**DESCRIPTION OF THE TASK:**
Copy every line of the data that includes the string "Wait".

(Dataset entries)

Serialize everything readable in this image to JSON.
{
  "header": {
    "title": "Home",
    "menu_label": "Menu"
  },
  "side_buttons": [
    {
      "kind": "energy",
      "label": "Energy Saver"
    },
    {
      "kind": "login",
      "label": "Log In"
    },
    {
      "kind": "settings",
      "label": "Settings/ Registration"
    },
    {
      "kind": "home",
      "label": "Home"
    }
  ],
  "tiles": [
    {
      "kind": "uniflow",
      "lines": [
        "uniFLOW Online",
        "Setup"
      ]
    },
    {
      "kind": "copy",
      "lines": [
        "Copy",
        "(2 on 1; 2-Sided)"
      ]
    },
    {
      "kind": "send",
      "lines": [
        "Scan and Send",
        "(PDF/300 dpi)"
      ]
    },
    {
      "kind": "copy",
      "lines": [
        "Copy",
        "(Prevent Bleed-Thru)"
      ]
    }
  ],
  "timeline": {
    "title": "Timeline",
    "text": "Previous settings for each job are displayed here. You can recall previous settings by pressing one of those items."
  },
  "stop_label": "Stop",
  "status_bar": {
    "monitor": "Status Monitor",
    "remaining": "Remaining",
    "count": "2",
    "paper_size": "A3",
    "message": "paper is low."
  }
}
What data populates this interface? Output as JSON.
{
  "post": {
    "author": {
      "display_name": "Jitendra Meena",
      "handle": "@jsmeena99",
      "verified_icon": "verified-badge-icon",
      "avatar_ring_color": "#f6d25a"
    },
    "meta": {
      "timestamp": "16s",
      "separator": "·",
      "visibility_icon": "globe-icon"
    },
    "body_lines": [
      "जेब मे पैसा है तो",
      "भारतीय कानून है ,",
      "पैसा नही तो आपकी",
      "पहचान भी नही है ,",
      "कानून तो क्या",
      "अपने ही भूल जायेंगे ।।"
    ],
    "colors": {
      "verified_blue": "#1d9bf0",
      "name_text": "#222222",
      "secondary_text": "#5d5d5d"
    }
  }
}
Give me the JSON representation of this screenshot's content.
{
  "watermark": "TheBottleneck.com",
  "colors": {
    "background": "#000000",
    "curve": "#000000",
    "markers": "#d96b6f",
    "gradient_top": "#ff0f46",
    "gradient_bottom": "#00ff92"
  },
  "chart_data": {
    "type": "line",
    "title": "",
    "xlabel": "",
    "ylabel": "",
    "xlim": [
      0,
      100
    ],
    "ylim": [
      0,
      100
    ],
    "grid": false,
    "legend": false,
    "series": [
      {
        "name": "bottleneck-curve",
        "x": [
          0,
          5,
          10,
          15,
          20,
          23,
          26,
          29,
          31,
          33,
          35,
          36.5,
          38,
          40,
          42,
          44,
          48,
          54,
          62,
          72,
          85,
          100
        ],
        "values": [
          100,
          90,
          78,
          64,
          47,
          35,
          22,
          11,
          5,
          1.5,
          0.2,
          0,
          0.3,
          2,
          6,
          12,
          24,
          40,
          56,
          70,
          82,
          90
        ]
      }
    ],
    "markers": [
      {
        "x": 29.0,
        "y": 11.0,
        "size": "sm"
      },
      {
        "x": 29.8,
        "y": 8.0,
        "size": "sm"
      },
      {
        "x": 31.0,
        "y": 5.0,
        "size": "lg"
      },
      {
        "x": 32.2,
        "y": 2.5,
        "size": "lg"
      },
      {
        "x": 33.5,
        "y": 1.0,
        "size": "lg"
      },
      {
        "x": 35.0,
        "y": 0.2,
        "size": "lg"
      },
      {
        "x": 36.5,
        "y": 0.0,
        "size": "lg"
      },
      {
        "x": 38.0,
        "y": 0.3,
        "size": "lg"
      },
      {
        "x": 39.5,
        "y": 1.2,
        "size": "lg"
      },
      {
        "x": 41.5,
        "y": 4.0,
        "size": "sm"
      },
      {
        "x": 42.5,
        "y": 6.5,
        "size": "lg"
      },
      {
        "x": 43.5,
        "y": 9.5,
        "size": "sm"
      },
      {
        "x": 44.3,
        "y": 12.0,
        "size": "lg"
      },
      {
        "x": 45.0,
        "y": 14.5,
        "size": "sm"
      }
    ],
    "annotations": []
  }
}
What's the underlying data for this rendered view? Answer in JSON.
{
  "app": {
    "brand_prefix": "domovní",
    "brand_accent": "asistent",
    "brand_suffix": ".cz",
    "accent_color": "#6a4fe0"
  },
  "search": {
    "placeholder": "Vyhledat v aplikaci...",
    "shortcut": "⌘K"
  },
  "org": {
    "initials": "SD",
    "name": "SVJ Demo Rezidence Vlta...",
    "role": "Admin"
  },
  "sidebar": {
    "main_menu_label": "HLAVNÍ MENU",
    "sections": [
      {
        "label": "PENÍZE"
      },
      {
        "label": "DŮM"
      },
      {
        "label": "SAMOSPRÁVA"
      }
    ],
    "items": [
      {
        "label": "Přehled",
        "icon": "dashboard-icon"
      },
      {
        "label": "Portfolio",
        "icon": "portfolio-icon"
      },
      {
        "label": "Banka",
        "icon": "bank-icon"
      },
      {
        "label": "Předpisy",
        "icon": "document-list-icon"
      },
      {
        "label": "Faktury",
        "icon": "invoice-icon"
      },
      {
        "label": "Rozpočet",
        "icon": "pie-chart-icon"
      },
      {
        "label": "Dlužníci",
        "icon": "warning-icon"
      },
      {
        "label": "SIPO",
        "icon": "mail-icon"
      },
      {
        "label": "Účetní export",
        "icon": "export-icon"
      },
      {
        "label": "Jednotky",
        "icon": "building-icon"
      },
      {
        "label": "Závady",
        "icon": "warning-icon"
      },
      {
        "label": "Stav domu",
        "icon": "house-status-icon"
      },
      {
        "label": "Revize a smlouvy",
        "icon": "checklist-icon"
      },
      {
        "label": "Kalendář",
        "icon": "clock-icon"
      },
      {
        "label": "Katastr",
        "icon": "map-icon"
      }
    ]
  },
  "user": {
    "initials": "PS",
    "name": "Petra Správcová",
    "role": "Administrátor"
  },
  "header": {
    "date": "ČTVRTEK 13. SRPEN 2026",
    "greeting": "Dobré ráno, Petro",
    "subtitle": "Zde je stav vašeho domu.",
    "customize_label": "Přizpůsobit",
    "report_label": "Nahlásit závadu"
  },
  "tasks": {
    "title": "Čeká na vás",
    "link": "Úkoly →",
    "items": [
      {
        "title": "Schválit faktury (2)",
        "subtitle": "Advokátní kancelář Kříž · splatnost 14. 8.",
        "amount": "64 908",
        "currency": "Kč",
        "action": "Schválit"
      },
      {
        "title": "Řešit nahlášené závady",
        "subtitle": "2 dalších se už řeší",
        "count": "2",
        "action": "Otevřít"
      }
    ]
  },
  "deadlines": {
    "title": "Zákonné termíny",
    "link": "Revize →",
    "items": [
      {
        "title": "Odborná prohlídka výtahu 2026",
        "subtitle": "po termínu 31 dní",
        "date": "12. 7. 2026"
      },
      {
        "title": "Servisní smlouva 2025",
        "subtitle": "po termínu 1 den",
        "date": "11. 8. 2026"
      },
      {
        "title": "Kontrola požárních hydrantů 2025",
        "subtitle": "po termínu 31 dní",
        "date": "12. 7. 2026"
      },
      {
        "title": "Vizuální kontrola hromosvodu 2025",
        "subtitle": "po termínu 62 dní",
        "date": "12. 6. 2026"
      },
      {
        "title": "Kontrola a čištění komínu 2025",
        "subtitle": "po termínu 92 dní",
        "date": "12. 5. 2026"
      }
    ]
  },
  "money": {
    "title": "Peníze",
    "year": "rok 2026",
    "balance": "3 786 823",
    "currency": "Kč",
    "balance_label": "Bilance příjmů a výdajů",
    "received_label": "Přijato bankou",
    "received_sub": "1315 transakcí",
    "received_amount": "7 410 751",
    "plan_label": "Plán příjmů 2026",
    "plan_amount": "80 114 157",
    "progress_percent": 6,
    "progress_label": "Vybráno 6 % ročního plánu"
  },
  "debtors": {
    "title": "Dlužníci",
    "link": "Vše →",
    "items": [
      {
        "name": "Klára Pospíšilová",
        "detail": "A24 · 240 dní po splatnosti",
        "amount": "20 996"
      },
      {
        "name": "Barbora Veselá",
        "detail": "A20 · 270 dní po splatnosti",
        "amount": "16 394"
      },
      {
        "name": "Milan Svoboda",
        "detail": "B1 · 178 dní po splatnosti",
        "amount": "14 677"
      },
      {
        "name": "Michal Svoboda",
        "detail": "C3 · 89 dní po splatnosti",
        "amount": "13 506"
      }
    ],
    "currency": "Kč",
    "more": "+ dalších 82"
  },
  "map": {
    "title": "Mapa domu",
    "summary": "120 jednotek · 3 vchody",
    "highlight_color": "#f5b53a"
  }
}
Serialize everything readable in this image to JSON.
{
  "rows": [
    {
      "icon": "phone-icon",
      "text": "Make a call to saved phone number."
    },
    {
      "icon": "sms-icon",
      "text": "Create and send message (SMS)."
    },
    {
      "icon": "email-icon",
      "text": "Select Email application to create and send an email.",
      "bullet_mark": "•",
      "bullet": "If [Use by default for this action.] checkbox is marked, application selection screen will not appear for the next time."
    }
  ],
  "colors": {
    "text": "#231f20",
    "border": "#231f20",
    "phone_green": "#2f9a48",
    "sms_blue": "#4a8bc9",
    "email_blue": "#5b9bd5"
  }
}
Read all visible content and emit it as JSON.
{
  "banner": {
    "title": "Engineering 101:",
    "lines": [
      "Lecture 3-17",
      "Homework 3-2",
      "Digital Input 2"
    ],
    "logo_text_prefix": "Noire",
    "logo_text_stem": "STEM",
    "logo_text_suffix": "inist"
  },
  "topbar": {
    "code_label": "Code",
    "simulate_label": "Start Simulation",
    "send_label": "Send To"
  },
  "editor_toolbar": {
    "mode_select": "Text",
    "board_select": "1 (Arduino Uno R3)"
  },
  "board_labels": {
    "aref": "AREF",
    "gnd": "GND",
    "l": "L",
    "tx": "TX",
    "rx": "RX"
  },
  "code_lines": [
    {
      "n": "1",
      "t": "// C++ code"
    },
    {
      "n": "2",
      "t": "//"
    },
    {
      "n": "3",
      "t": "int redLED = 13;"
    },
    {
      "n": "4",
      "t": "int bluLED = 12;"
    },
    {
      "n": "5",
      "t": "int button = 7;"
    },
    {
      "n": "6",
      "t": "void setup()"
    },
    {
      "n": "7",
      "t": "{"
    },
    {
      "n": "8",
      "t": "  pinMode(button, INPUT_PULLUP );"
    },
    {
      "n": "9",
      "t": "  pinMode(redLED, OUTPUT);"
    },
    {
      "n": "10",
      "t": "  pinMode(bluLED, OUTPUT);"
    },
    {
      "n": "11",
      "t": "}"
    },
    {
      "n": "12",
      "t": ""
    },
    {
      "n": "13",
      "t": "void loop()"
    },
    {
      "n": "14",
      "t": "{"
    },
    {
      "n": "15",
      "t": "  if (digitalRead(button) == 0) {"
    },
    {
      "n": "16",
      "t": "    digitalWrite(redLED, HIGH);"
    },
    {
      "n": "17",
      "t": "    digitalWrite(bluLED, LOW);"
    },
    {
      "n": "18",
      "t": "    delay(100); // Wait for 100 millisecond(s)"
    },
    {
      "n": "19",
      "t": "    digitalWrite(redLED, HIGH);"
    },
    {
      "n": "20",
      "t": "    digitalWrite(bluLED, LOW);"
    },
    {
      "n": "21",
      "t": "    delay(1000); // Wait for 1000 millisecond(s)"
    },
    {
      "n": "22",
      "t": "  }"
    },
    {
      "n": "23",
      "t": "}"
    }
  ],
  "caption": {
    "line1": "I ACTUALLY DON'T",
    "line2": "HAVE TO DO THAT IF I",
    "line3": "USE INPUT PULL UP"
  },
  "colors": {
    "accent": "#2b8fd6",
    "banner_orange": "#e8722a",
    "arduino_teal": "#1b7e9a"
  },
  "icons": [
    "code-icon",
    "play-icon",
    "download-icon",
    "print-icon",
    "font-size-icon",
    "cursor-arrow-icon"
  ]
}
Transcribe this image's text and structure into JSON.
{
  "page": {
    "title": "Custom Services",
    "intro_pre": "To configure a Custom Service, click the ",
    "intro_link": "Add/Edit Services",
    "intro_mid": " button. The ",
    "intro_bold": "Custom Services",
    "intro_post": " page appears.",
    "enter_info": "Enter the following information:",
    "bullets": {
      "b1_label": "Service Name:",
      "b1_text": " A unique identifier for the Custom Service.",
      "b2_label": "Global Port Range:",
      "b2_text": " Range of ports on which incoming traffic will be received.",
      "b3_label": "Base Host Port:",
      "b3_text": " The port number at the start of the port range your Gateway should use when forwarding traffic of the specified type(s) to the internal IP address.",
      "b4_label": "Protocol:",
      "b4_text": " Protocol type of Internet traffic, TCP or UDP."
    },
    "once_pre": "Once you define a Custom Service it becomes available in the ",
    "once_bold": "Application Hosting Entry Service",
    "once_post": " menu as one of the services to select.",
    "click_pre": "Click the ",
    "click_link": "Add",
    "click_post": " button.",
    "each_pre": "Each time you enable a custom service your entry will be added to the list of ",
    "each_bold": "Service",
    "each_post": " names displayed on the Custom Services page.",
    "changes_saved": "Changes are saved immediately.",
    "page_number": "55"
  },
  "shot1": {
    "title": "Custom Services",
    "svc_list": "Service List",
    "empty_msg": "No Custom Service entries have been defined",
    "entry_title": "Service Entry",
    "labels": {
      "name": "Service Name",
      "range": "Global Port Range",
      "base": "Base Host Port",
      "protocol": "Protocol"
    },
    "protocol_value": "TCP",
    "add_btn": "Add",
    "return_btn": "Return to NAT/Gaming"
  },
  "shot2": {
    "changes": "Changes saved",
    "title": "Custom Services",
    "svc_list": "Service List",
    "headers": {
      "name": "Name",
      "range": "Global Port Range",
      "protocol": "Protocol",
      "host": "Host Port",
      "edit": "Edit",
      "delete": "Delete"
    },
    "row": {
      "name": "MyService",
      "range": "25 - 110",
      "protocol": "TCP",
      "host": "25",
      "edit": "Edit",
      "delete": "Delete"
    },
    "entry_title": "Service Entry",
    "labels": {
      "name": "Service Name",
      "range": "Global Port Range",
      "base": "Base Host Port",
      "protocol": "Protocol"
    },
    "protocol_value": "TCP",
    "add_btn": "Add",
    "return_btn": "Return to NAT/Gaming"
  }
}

**TASK RESPONSE:**
      "t": "    delay(100); // Wait for 100 millisecond(s)"
      "t": "    delay(1000); // Wait for 1000 millisecond(s)"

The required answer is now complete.